>> start TASK INPUTS

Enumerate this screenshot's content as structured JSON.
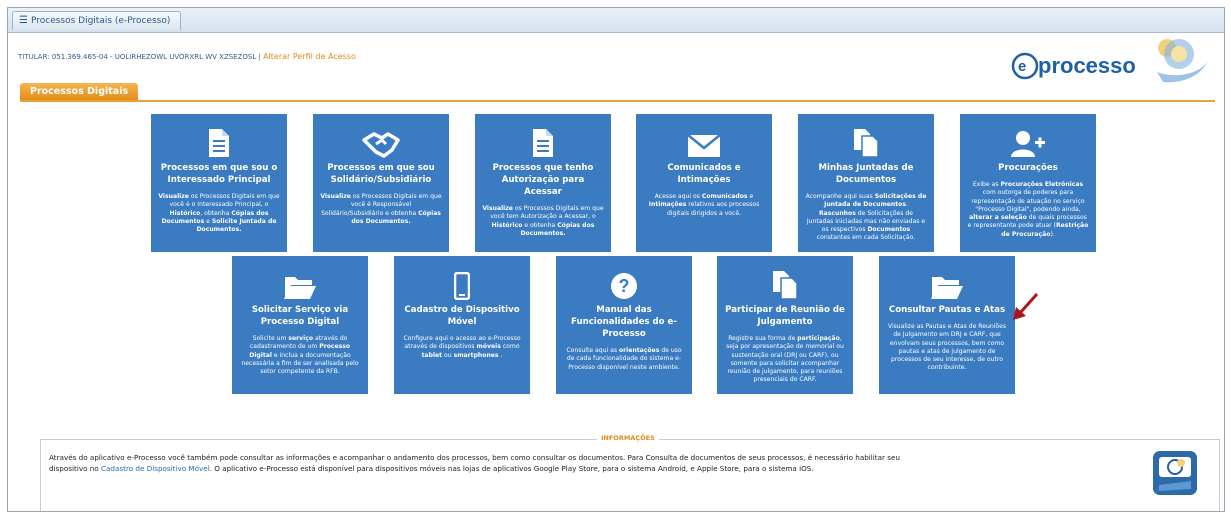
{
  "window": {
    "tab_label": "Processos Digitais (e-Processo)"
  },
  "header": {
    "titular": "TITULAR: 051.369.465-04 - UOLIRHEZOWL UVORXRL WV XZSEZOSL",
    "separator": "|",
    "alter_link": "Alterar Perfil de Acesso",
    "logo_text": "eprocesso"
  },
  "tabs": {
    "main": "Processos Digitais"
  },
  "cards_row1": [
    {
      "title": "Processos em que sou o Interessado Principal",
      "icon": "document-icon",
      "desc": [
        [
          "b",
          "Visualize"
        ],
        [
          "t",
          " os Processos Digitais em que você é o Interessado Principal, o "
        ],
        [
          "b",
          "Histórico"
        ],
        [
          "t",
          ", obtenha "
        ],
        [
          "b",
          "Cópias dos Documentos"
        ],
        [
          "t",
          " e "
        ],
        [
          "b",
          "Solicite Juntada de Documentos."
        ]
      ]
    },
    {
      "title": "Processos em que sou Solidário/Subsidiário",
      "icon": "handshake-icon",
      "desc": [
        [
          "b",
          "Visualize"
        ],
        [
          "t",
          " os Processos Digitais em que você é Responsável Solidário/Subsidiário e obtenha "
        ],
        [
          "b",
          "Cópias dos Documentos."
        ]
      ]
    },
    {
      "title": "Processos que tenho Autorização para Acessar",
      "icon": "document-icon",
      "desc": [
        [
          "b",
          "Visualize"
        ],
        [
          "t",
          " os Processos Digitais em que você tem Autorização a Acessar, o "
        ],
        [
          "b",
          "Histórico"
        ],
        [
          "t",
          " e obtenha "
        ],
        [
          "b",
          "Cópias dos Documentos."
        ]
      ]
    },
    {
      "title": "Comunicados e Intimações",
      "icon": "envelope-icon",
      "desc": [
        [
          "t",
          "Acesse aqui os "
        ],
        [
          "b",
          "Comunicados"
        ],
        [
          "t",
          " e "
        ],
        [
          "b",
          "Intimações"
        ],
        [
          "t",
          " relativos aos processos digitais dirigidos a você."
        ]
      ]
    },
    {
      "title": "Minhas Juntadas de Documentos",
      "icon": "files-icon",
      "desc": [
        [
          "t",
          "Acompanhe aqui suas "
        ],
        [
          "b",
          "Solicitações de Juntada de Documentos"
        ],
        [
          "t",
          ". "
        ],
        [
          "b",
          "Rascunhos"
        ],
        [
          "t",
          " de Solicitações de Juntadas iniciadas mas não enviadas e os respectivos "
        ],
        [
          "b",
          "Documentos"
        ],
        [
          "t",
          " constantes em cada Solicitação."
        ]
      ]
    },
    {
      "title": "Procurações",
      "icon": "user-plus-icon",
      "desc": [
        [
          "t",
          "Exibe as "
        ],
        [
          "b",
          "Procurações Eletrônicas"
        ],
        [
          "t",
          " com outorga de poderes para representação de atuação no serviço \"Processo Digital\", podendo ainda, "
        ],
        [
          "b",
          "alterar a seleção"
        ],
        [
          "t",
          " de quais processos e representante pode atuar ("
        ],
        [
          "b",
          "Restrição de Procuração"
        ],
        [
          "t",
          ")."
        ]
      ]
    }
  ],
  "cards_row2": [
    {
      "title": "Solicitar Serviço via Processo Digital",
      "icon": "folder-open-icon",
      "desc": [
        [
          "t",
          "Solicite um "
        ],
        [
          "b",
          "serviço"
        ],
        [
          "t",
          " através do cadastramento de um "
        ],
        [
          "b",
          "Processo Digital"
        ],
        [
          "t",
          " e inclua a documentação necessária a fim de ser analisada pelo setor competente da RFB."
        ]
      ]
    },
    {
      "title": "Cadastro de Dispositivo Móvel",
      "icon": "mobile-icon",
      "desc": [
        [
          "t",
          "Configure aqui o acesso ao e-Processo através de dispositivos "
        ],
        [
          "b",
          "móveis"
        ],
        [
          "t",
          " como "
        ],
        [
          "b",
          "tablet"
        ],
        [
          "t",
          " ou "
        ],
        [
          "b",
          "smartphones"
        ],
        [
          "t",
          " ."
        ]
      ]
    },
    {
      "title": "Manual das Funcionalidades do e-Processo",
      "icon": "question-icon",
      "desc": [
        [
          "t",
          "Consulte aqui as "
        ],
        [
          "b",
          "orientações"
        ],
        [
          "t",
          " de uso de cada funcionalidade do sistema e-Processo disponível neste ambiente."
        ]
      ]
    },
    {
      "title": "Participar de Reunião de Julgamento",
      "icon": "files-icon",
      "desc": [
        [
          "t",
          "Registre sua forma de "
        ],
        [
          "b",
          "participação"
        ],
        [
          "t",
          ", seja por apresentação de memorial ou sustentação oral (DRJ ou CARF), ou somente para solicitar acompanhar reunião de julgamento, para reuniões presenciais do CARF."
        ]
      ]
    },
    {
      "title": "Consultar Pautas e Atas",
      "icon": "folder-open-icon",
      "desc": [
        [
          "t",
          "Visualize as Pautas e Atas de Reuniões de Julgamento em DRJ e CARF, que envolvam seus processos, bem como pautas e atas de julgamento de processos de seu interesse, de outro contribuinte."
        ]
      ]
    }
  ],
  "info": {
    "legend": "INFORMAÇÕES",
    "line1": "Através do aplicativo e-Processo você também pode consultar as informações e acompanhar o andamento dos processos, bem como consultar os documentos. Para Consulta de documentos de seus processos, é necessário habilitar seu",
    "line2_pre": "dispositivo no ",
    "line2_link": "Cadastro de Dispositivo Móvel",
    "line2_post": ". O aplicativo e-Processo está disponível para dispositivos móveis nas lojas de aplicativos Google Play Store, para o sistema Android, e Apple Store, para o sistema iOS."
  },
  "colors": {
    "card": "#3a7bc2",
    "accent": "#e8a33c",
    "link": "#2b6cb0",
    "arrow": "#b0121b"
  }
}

>> end TASK INPUTS

WORK TO BE COMPLETED — Return each full line of the entries that contains the word "Pautas".

OUTPUT BELOW —
      "title": "Consultar Pautas e Atas",
          "Visualize as Pautas e Atas de Reuniões de Julgamento em DRJ e CARF, que envolvam seus processos, bem como pautas e atas de julgamento de processos de seu interesse, de outro contribuinte."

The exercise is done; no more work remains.